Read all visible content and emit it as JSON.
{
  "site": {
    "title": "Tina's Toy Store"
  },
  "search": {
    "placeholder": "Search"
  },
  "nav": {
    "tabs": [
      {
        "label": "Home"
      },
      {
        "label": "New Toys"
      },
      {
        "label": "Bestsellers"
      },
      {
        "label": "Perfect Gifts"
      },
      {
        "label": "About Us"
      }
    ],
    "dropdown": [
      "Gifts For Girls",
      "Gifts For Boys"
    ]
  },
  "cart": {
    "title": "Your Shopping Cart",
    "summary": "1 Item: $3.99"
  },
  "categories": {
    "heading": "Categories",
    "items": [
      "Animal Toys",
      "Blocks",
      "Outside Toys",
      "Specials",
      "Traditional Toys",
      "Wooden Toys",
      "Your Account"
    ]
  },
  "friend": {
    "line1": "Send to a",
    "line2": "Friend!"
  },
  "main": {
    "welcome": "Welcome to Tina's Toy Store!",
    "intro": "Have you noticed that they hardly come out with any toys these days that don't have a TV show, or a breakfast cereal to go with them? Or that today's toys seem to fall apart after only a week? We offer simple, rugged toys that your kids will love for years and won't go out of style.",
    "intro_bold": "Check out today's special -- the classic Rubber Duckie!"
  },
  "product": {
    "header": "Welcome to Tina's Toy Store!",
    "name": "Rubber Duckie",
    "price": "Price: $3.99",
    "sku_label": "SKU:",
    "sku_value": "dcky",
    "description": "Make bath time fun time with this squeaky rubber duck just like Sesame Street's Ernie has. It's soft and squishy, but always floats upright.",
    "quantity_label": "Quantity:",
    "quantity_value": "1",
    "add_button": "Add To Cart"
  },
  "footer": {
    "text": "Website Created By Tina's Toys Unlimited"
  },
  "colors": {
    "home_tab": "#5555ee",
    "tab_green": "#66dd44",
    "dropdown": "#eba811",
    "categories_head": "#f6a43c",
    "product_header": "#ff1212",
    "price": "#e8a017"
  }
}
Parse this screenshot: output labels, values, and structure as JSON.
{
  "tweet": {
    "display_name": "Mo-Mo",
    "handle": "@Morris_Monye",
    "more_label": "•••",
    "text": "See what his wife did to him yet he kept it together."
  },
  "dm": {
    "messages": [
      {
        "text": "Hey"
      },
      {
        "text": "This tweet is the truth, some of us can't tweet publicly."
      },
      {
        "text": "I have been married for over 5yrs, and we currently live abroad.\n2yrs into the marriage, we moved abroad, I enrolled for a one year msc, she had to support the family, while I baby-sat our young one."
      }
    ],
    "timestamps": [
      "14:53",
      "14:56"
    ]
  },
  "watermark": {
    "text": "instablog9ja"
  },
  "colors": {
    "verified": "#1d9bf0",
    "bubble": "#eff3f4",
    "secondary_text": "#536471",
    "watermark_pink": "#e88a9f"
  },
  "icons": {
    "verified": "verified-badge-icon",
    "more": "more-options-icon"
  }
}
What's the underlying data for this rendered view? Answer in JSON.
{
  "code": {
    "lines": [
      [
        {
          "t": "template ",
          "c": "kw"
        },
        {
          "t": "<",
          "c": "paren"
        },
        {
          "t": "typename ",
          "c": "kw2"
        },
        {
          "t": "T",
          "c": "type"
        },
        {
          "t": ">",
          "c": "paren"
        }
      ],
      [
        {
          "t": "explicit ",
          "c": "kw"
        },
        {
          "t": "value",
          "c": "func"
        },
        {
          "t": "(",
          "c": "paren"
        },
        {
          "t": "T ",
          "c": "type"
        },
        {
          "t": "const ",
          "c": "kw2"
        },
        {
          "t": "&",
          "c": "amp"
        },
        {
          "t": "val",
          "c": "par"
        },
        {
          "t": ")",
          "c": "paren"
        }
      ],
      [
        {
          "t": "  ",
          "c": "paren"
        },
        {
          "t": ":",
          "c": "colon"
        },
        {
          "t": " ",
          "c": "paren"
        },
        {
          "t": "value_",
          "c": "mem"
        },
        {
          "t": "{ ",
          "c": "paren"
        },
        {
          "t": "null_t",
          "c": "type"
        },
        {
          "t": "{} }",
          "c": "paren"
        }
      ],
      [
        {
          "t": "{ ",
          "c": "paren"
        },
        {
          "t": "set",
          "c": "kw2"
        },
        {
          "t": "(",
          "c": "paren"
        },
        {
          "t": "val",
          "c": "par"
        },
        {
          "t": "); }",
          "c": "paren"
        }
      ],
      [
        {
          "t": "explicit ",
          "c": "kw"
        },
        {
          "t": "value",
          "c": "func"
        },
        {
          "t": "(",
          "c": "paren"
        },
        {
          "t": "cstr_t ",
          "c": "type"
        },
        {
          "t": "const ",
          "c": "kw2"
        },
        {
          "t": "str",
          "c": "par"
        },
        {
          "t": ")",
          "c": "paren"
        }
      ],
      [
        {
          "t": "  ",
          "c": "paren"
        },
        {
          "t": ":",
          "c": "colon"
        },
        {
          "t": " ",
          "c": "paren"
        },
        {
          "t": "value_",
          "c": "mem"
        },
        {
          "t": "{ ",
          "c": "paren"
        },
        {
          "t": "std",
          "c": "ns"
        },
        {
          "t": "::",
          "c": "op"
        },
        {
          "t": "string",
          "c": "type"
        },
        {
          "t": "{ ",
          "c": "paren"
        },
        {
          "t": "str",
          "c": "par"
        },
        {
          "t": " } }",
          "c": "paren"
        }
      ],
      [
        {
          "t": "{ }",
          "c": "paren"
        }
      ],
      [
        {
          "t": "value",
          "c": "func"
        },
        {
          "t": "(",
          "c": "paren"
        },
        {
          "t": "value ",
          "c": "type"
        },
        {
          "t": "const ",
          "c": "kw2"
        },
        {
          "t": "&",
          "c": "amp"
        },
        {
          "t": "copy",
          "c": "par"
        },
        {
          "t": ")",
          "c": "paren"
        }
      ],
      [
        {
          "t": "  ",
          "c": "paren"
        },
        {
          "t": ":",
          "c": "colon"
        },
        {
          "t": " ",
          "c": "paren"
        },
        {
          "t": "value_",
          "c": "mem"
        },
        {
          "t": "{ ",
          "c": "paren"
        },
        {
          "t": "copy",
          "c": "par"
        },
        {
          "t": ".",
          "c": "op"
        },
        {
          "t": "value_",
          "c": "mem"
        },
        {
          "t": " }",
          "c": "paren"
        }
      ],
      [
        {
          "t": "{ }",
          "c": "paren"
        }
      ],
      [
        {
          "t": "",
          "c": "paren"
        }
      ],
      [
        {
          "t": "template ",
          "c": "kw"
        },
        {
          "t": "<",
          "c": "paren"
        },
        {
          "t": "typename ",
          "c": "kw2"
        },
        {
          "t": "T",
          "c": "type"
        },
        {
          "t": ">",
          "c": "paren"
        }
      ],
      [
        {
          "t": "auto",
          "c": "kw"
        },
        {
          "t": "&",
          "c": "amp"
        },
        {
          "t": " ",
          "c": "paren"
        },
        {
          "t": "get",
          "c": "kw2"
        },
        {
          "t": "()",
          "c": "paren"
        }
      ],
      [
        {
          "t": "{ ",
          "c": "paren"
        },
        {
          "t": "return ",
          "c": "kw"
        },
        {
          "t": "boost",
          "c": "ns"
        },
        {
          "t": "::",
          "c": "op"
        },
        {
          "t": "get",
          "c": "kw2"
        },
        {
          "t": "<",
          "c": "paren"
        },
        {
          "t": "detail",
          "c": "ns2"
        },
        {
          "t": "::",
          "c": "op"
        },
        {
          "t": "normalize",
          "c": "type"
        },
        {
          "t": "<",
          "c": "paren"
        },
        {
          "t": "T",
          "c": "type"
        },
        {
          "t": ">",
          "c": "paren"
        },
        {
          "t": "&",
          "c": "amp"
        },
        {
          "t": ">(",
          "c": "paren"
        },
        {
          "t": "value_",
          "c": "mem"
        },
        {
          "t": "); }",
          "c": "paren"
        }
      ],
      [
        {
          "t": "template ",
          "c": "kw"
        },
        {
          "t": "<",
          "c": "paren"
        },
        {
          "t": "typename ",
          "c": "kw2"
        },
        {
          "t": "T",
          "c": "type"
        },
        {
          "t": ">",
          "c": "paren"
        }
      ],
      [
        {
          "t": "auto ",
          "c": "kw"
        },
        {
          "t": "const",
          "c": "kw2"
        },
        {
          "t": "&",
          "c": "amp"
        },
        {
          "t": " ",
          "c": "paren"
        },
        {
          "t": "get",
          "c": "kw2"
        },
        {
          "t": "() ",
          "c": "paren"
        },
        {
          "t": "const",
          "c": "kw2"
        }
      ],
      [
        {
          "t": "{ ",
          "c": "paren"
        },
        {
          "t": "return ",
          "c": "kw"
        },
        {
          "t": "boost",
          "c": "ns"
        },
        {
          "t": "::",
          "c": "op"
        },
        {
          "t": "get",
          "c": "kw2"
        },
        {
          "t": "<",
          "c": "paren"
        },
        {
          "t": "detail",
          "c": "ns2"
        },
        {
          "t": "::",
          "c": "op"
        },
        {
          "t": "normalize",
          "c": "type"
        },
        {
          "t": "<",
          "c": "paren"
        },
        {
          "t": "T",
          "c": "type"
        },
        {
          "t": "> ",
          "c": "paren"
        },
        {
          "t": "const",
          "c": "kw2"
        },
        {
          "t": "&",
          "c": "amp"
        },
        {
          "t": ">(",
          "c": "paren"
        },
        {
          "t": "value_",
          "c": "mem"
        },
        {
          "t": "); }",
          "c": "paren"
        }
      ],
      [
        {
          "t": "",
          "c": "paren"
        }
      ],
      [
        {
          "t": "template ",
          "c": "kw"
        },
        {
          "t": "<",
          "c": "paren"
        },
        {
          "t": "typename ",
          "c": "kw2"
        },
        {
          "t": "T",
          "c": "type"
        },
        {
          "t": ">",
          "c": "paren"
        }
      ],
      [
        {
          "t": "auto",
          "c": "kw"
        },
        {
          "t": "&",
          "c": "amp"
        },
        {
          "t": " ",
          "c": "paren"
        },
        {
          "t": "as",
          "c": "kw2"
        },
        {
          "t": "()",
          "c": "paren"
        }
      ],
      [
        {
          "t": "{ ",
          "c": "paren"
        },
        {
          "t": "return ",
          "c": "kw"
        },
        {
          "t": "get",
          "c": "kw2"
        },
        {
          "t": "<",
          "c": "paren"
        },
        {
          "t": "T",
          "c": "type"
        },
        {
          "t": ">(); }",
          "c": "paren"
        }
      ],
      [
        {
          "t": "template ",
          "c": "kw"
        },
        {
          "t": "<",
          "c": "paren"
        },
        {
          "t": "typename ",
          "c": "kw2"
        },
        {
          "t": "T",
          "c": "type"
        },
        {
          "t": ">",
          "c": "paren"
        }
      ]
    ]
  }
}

● **Stated goal**
Check the records above line by line and tally those holding the string "title". Answer with the number only.

● **Result of the task**
2